→ **Task brief**: Report back each line of the records that contains the string "reports".

→ **Dataset extract**:
● ● ● ● ● ● ●

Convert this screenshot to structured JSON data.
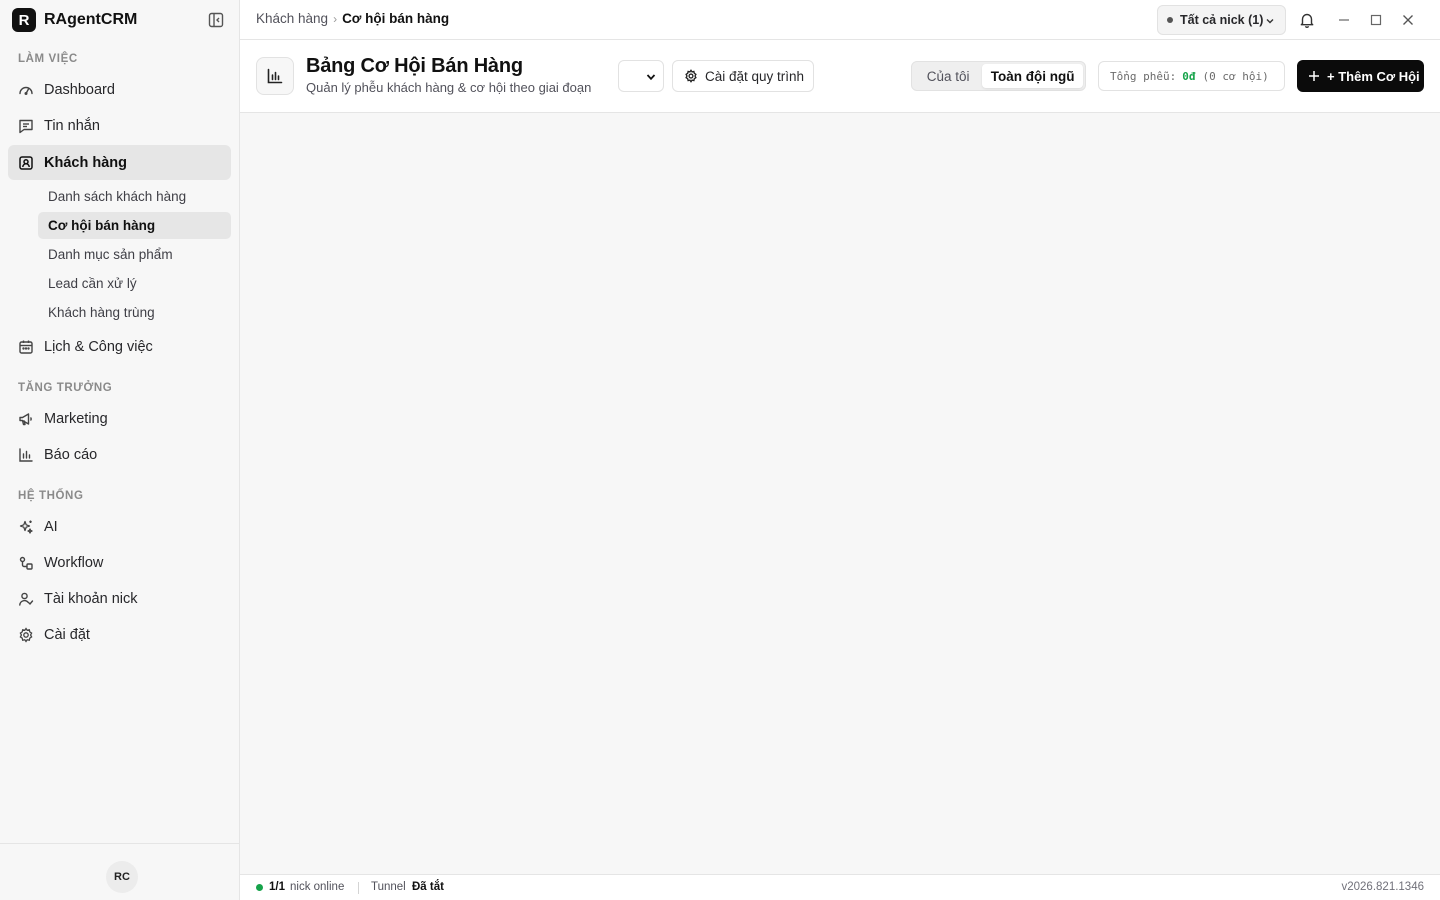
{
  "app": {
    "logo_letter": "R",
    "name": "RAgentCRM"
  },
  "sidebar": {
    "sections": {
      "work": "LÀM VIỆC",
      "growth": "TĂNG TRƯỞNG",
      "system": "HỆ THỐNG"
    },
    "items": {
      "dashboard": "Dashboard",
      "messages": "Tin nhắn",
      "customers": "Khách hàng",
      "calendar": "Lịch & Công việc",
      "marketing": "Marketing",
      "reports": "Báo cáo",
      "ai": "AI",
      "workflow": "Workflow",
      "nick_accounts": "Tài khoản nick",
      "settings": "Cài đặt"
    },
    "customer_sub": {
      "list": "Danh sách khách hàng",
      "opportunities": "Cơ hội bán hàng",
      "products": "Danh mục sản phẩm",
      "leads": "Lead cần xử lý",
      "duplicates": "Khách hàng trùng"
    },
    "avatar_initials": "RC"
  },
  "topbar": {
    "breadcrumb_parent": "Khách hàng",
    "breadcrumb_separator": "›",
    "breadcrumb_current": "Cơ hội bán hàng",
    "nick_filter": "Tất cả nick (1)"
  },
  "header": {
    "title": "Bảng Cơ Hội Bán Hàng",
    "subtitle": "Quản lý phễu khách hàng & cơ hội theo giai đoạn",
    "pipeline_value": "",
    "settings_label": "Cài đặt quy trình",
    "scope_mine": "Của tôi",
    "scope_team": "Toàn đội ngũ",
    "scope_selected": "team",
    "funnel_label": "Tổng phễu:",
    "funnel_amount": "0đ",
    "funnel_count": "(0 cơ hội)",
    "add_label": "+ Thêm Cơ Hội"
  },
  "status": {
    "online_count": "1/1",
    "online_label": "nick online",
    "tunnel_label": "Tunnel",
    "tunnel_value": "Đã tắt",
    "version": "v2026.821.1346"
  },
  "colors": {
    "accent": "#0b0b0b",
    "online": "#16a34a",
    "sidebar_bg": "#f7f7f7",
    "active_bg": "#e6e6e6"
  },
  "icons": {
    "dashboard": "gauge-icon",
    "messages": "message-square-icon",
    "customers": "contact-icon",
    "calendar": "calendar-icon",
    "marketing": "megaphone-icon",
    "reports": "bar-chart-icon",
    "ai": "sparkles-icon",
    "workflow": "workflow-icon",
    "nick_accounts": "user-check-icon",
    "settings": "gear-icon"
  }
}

● ● ● ● ● ● ●

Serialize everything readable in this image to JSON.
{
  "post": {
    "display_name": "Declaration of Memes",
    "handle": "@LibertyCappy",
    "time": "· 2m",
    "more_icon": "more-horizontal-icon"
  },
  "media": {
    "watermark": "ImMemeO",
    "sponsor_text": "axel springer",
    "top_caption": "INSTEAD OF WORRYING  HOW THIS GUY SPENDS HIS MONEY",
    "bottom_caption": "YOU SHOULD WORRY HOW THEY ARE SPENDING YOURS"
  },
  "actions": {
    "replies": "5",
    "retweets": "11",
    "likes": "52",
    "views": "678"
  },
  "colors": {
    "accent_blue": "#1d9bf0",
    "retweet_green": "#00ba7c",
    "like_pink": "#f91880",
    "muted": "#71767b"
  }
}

● ● ● ● ● ● ●

→ **Result**:
      "reports": "Báo cáo",
    "reports": "bar-chart-icon",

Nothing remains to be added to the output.